WHAT TO WORK ON:
From the entries below, extract every line that includes the word "name".

----- RECORDED DATA

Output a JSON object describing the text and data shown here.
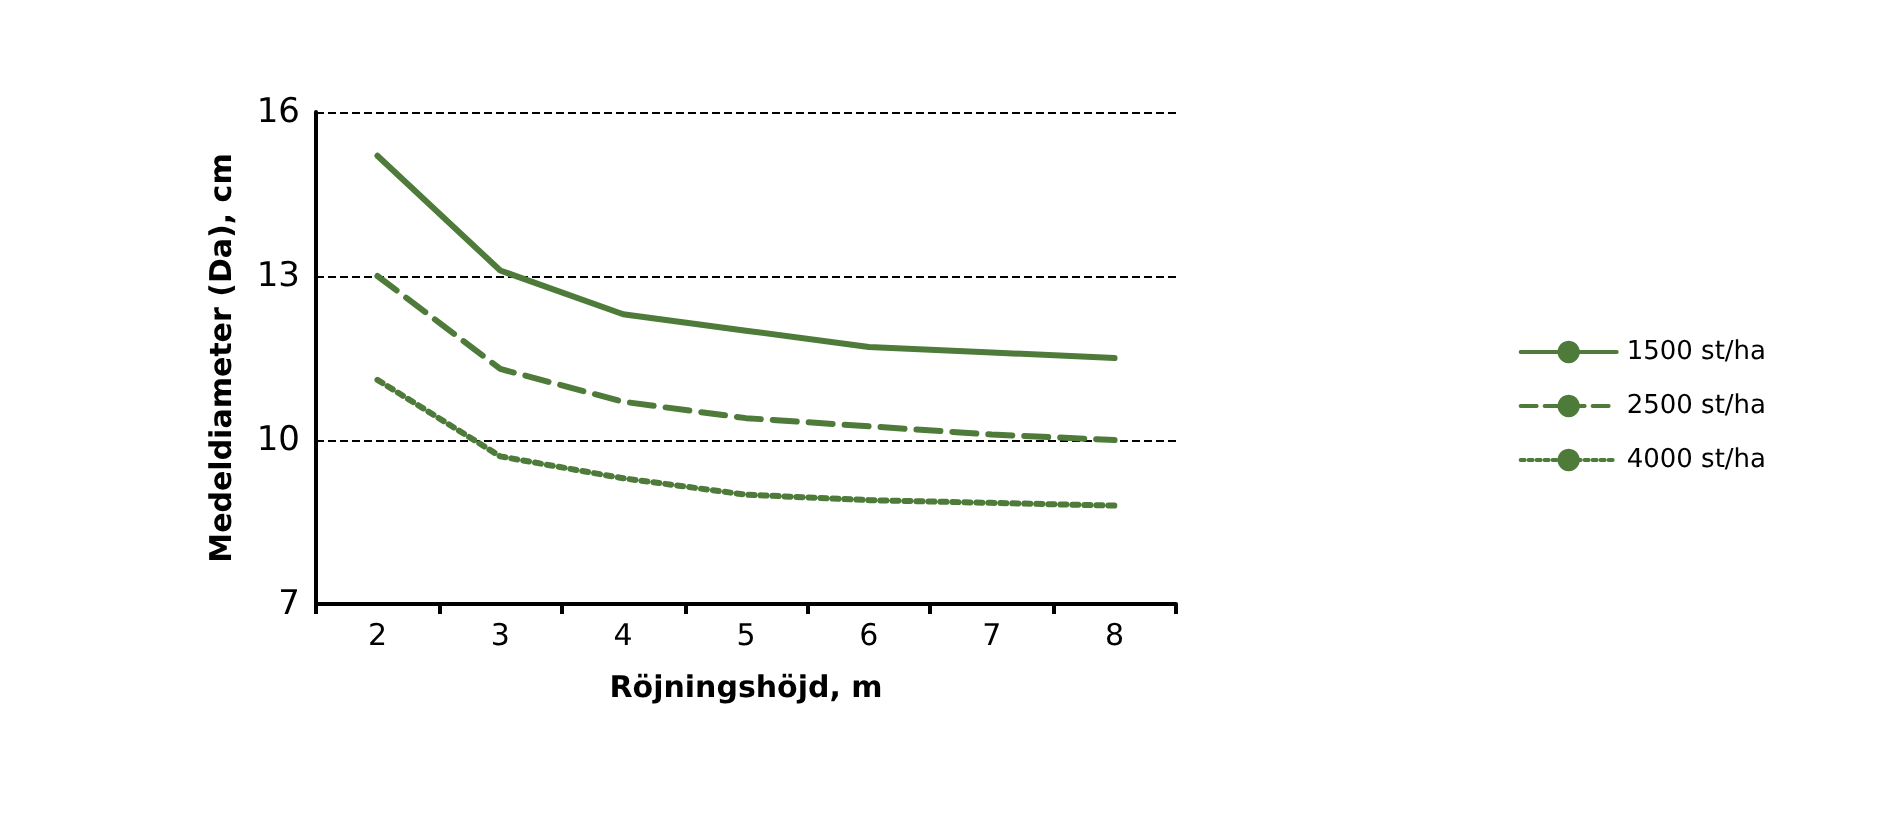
{
  "chart_data": {
    "type": "line",
    "xlabel": "Röjningshöjd, m",
    "ylabel": "Medeldiameter (Da), cm",
    "categories": [
      "2",
      "3",
      "4",
      "5",
      "6",
      "7",
      "8"
    ],
    "series": [
      {
        "name": "1500 st/ha",
        "color": "#4e7a3a",
        "line_style": "solid",
        "values": [
          15.2,
          13.1,
          12.3,
          12.0,
          11.7,
          11.6,
          11.5
        ]
      },
      {
        "name": "2500 st/ha",
        "color": "#4e7a3a",
        "line_style": "dashed",
        "values": [
          13.0,
          11.3,
          10.7,
          10.4,
          10.25,
          10.1,
          10.0
        ]
      },
      {
        "name": "4000 st/ha",
        "color": "#4e7a3a",
        "line_style": "dotted",
        "values": [
          11.1,
          9.7,
          9.3,
          9.0,
          8.9,
          8.85,
          8.8
        ]
      }
    ],
    "ylim": [
      7,
      16
    ],
    "yticks": [
      7,
      10,
      13,
      16
    ],
    "grid": "y",
    "legend": "right",
    "marker": "none"
  }
}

----------

RESULT OF THE TASK:
        "name": "1500 st/ha",
        "name": "2500 st/ha",
        "name": "4000 st/ha",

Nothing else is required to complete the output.